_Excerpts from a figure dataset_
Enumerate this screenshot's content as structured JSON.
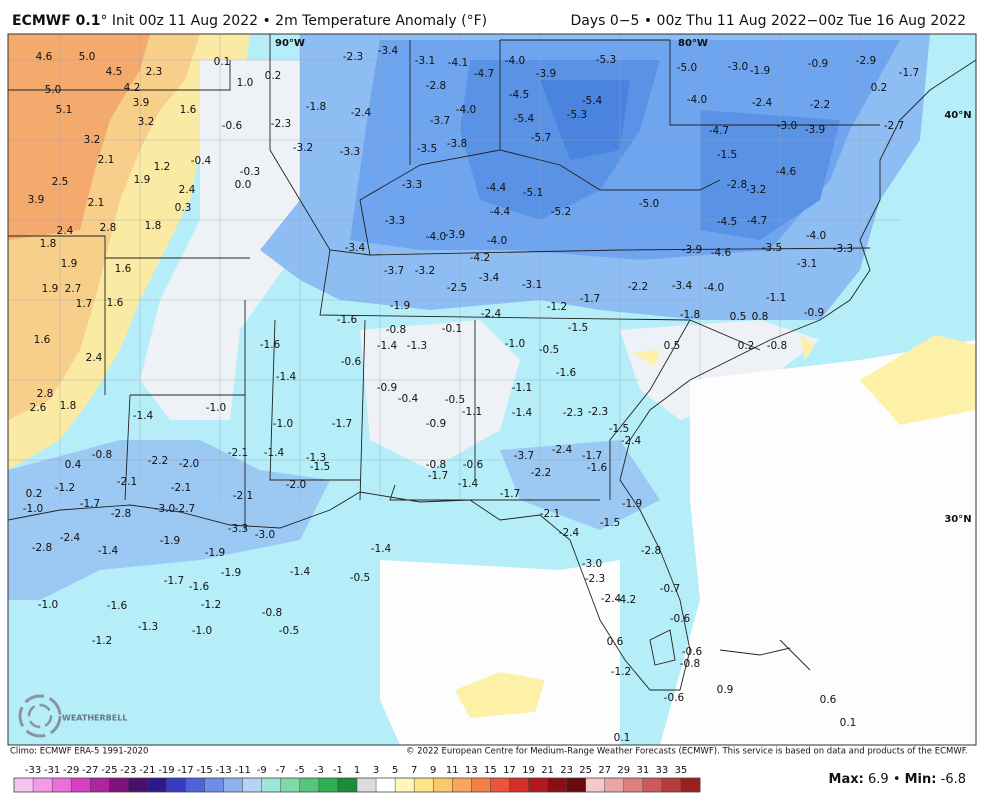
{
  "header": {
    "model": "ECMWF 0.1",
    "description": "° Init 00z 11 Aug 2022 • 2m Temperature Anomaly (°F)",
    "period": "Days 0−5 • 00z Thu 11 Aug 2022−00z Tue 16 Aug 2022"
  },
  "grid_labels": [
    "90°W",
    "80°W",
    "40°N",
    "30°N"
  ],
  "logo": "WEATHERBELL",
  "footer": {
    "climo": "Climo: ECMWF ERA-5 1991-2020",
    "copyright": "© 2022 European Centre for Medium-Range Weather Forecasts (ECMWF). This service is based on data and products of the ECMWF."
  },
  "stats": {
    "max_label": "Max:",
    "max": 6.9,
    "separator": "•",
    "min_label": "Min:",
    "min": -6.8
  },
  "colorbar": {
    "ticks": [
      -33,
      -31,
      -29,
      -27,
      -25,
      -23,
      -21,
      -19,
      -17,
      -15,
      -13,
      -11,
      -9,
      -7,
      -5,
      -3,
      -1,
      1,
      3,
      5,
      7,
      9,
      11,
      13,
      15,
      17,
      19,
      21,
      23,
      25,
      27,
      29,
      31,
      33,
      35
    ],
    "colors": [
      "#f7c6f0",
      "#f29be6",
      "#ea6fd9",
      "#d63fc4",
      "#b0249f",
      "#7d137a",
      "#4a0f6b",
      "#2a1a8a",
      "#3a3bc4",
      "#4f62d8",
      "#6d8de6",
      "#8fb2ef",
      "#b4d3f5",
      "#9fe6d6",
      "#7fd9a8",
      "#56c77a",
      "#2fae52",
      "#1a8c3a",
      "#dcdce0",
      "#ffffff",
      "#fff6b8",
      "#fde58a",
      "#fbc96a",
      "#f8a65a",
      "#f2804a",
      "#e8553a",
      "#d42f2a",
      "#b01a1e",
      "#8a0f14",
      "#6b0a0f",
      "#f4c9c9",
      "#eaa6a6",
      "#dc8080",
      "#cc5a5a",
      "#b83a3a",
      "#9a1f1f"
    ]
  },
  "map": {
    "values": [
      4.6,
      5,
      4.5,
      2.3,
      4.2,
      5,
      3.9,
      1.6,
      3.2,
      5.1,
      3.2,
      2.1,
      1.2,
      -0.4,
      2.5,
      1.9,
      2.4,
      3.9,
      2.1,
      0.3,
      2.4,
      2.8,
      1.8,
      1.8,
      1.9,
      1.6,
      1.9,
      2.7,
      1.7,
      1.6,
      1.6,
      2.4,
      2.8,
      2.6,
      1.8,
      0.1,
      1,
      0.2,
      -0.6,
      -0.3,
      0,
      -2.3,
      -3.4,
      -3.1,
      -4.1,
      -4.7,
      -4,
      -5.3,
      -3.9,
      -5,
      -3,
      -1.9,
      -0.9,
      -2.9,
      -2.8,
      -4.5,
      -5.4,
      -4,
      -2.4,
      -2.2,
      -4,
      -3.7,
      -5.3,
      -5.4,
      -5.7,
      -3.3,
      -3.2,
      -2.3,
      -1.8,
      -2.4,
      -3.5,
      -3.8,
      -3,
      -3.9,
      -1.5,
      -4.6,
      -2.8,
      -3.2,
      -5,
      -5.2,
      -4.4,
      -5.1,
      -4.4,
      -3.3,
      -3.3,
      -4,
      -3.9,
      -4,
      -4.5,
      -4.7,
      -3.9,
      -4.6,
      -3.5,
      -3.1,
      -4.2,
      -3.7,
      -3.2,
      -3.4,
      -3.1,
      -2.5,
      -2.2,
      -3.4,
      -4,
      -1.7,
      -1.2,
      -1.9,
      -2.4,
      -1.8,
      -1.1,
      0.5,
      0.8,
      -0.9,
      -1.6,
      -0.8,
      -0.1,
      -1.5,
      0.5,
      0.2,
      -0.8,
      -1.4,
      -1.3,
      -1,
      -0.5,
      -1.6,
      -0.9,
      -0.4,
      -0.5,
      -1.1,
      -1.4,
      -1.6,
      -0.6,
      -1,
      -1.4,
      -1,
      -1.7,
      -0.9,
      -1.1,
      -1.4,
      -2.3,
      -2.3,
      -1.5,
      -2.4,
      -2.4,
      -1.7,
      -1.6,
      -3.7,
      -2.2,
      -0.8,
      -0.6,
      -1.7,
      -1.4,
      -1.3,
      -1.5,
      -1.4,
      -2.1,
      -2.2,
      -2,
      -0.8,
      0.4,
      -2.1,
      -2.1,
      -1.2,
      0.2,
      -1,
      -1.7,
      -2.8,
      -3,
      -2.7,
      -2.1,
      -2,
      -1.7,
      -1.9,
      -2.1,
      -1.5,
      -2.4,
      -3.3,
      -3,
      -2.4,
      -2.8,
      -1.9,
      -1.4,
      -1.9,
      -1.4,
      -2.8,
      -3,
      -2.3,
      -1.9,
      -1.4,
      -0.5,
      -1.7,
      -1.6,
      -0.7,
      -1,
      -1.6,
      -1.2,
      -0.8,
      -2.4,
      -4.2,
      -0.6,
      -1.3,
      -0.5,
      -1,
      -1.2,
      0.6,
      -0.6,
      -0.8,
      -1.2,
      0.9,
      -0.6,
      0.6,
      0.1,
      0.1,
      0.2,
      -1.7,
      -2.7,
      -4.7,
      -4,
      -3.3,
      -3.4
    ],
    "value_labels": [
      "4.6",
      "5.0",
      "4.5",
      "2.3",
      "4.2",
      "5.0",
      "3.9",
      "1.6",
      "3.2",
      "5.1",
      "3.2",
      "2.1",
      "1.2",
      "-0.4",
      "2.5",
      "1.9",
      "2.4",
      "3.9",
      "2.1",
      "0.3",
      "2.4",
      "2.8",
      "1.8",
      "1.8",
      "1.9",
      "1.6",
      "1.9",
      "2.7",
      "1.7",
      "1.6",
      "1.6",
      "2.4",
      "2.8",
      "2.6",
      "1.8",
      "0.1",
      "1.0",
      "0.2",
      "-0.6",
      "-0.3",
      "0.0",
      "-2.3",
      "-3.4",
      "-3.1",
      "-4.1",
      "-4.7",
      "-4.0",
      "-5.3",
      "-3.9",
      "-5.0",
      "-3.0",
      "-1.9",
      "-0.9",
      "-2.9",
      "-2.8",
      "-4.5",
      "-5.4",
      "-4.0",
      "-2.4",
      "-2.2",
      "-4.0",
      "-3.7",
      "-5.3",
      "-5.4",
      "-5.7",
      "-3.3",
      "-3.2",
      "-2.3",
      "-1.8",
      "-2.4",
      "-3.5",
      "-3.8",
      "-3.0",
      "-3.9",
      "-1.5",
      "-4.6",
      "-2.8",
      "-3.2",
      "-5.0",
      "-5.2",
      "-4.4",
      "-5.1",
      "-4.4",
      "-3.3",
      "-3.3",
      "-4.0",
      "-3.9",
      "-4.0",
      "-4.5",
      "-4.7",
      "-3.9",
      "-4.6",
      "-3.5",
      "-3.1",
      "-4.2",
      "-3.7",
      "-3.2",
      "-3.4",
      "-3.1",
      "-2.5",
      "-2.2",
      "-3.4",
      "-4.0",
      "-1.7",
      "-1.2",
      "-1.9",
      "-2.4",
      "-1.8",
      "-1.1",
      "0.5",
      "0.8",
      "-0.9",
      "-1.6",
      "-0.8",
      "-0.1",
      "-1.5",
      "0.5",
      "0.2",
      "-0.8",
      "-1.4",
      "-1.3",
      "-1.0",
      "-0.5",
      "-1.6",
      "-0.9",
      "-0.4",
      "-0.5",
      "-1.1",
      "-1.4",
      "-1.6",
      "-0.6",
      "-1.0",
      "-1.4",
      "-1.0",
      "-1.7",
      "-0.9",
      "-1.1",
      "-1.4",
      "-2.3",
      "-2.3",
      "-1.5",
      "-2.4",
      "-2.4",
      "-1.7",
      "-1.6",
      "-3.7",
      "-2.2",
      "-0.8",
      "-0.6",
      "-1.7",
      "-1.4",
      "-1.3",
      "-1.5",
      "-1.4",
      "-2.1",
      "-2.2",
      "-2.0",
      "-0.8",
      "0.4",
      "-2.1",
      "-2.1",
      "-1.2",
      "0.2",
      "-1.0",
      "-1.7",
      "-2.8",
      "-3.0",
      "-2.7",
      "-2.1",
      "-2.0",
      "-1.7",
      "-1.9",
      "-2.1",
      "-1.5",
      "-2.4",
      "-3.3",
      "-3.0",
      "-2.4",
      "-2.8",
      "-1.9",
      "-1.4",
      "-1.9",
      "-1.4",
      "-2.8",
      "-3.0",
      "-2.3",
      "-1.9",
      "-1.4",
      "-0.5",
      "-1.7",
      "-1.6",
      "-0.7",
      "-1.0",
      "-1.6",
      "-1.2",
      "-0.8",
      "-2.4",
      "-4.2",
      "-0.6",
      "-1.3",
      "-0.5",
      "-1.0",
      "-1.2",
      "0.6",
      "-0.6",
      "-0.8",
      "-1.2",
      "0.9",
      "-0.6",
      "0.6",
      "0.1",
      "0.1",
      "0.2",
      "-1.7",
      "-2.7",
      "-4.7",
      "-4.0",
      "-3.3",
      "-3.4"
    ]
  }
}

_To do_
Show all lines from the listing above in which "ECMWF" appears.

_Response to this exercise_
    "model": "ECMWF 0.1",
    "climo": "Climo: ECMWF ERA-5 1991-2020",
    "copyright": "© 2022 European Centre for Medium-Range Weather Forecasts (ECMWF). This service is based on data and products of the ECMWF."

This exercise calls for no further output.